DATA LINES:
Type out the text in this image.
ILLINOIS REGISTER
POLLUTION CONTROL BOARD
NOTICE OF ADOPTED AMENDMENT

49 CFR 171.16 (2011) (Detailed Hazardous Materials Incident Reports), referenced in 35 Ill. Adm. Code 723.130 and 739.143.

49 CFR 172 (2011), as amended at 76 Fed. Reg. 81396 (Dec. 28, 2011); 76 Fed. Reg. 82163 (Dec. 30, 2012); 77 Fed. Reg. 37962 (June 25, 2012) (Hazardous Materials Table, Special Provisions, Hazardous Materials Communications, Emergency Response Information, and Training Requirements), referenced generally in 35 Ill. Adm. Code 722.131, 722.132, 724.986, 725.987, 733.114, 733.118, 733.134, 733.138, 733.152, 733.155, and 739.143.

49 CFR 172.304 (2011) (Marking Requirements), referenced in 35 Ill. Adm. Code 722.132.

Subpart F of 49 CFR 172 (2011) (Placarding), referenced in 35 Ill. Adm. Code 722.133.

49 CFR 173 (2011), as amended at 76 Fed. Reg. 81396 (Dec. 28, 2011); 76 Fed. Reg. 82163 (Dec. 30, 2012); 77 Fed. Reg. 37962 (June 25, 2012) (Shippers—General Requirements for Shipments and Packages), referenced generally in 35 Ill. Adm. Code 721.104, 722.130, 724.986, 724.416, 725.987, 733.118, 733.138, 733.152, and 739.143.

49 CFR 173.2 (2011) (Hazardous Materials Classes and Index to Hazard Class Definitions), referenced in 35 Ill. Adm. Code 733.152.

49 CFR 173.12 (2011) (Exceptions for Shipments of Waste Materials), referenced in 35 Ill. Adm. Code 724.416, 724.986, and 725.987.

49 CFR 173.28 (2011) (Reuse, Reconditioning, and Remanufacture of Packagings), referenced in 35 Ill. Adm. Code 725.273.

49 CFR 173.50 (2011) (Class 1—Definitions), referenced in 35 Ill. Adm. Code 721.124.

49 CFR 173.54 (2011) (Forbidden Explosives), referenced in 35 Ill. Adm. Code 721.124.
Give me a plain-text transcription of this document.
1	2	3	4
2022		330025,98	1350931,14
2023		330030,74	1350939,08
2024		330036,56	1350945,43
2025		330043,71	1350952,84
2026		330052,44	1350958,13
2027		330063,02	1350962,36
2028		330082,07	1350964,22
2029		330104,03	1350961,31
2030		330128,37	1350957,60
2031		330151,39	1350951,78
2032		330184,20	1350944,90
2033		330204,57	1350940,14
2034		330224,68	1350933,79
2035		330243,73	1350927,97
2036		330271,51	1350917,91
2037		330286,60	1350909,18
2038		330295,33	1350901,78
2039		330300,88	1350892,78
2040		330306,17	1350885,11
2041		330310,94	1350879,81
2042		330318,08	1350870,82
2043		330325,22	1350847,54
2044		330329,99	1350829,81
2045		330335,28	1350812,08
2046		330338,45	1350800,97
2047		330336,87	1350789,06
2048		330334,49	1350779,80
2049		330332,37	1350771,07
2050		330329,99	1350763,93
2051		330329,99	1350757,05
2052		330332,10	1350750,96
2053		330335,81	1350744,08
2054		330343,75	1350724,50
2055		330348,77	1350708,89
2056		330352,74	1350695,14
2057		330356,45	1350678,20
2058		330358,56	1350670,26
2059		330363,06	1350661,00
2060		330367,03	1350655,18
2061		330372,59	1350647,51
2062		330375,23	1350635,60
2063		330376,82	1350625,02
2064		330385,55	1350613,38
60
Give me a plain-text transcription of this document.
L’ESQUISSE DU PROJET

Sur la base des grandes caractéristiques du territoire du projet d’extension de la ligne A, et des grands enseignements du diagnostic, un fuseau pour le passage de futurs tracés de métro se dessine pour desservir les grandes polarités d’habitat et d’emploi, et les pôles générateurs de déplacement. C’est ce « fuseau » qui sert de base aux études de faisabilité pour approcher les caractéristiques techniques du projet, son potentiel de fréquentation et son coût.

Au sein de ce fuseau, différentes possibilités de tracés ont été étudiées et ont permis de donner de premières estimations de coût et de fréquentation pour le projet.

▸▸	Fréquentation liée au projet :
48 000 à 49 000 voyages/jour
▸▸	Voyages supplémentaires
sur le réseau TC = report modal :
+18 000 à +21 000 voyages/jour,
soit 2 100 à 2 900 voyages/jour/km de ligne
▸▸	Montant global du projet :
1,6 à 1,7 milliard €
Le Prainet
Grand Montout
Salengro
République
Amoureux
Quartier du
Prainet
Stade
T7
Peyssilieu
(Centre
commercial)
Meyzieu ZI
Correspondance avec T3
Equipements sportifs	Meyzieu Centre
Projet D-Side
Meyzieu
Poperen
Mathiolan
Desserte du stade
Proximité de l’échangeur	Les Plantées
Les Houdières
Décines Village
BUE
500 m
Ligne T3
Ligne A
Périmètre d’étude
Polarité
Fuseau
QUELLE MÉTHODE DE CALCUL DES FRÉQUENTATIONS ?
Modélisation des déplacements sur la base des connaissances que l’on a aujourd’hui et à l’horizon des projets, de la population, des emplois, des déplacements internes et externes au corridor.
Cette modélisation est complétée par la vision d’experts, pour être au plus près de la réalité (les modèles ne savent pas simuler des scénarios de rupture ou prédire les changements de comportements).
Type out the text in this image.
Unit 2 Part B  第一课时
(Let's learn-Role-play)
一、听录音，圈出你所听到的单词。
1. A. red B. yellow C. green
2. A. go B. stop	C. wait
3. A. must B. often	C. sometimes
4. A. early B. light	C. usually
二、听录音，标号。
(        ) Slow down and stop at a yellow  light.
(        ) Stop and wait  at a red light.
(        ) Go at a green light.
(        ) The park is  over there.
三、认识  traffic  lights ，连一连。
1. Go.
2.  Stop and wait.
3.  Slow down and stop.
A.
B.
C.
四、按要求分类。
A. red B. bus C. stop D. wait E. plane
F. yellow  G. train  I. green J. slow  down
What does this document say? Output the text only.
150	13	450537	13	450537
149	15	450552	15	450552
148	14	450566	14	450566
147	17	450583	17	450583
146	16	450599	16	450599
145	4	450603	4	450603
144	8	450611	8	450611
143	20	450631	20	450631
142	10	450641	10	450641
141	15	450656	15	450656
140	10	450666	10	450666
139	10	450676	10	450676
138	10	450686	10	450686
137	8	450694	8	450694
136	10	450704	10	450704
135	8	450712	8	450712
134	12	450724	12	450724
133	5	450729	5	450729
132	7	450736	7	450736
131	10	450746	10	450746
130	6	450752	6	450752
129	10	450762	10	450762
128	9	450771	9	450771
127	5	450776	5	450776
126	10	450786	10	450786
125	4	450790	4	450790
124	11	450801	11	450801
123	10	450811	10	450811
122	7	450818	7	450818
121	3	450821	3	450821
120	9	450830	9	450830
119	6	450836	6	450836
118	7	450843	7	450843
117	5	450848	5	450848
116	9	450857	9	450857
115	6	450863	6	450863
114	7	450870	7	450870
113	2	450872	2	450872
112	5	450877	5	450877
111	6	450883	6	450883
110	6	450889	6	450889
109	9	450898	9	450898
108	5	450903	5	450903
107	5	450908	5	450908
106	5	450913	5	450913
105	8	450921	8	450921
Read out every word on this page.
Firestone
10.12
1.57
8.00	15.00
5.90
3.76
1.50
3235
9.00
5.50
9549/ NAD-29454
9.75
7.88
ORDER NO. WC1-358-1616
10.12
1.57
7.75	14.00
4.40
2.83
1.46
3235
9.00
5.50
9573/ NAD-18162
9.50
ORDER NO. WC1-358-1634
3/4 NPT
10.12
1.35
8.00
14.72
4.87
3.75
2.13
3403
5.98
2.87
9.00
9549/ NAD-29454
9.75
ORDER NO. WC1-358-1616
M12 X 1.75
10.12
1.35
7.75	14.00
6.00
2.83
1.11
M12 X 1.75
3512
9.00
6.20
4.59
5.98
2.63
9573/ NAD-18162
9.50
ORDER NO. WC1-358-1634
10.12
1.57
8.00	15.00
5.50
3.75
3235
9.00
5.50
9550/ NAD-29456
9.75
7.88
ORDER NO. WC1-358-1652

INSTRUCTION: Extract all lines of the records above that include "base".

WRITTEN ANSWER:
Sur la base des grandes caractéristiques du territoire du projet d’extension de la ligne A, et des grands enseignements du diagnostic, un fuseau pour le passage de futurs tracés de métro se dessine pour desservir les grandes polarités d’habitat et d’emploi, et les pôles générateurs de déplacement. C’est ce « fuseau » qui sert de base aux études de faisabilité pour approcher les caractéristiques techniques du projet, son potentiel de fréquentation et son coût.
Modélisation des déplacements sur la base des connaissances que l’on a aujourd’hui et à l’horizon des projets, de la population, des emplois, des déplacements internes et externes au corridor.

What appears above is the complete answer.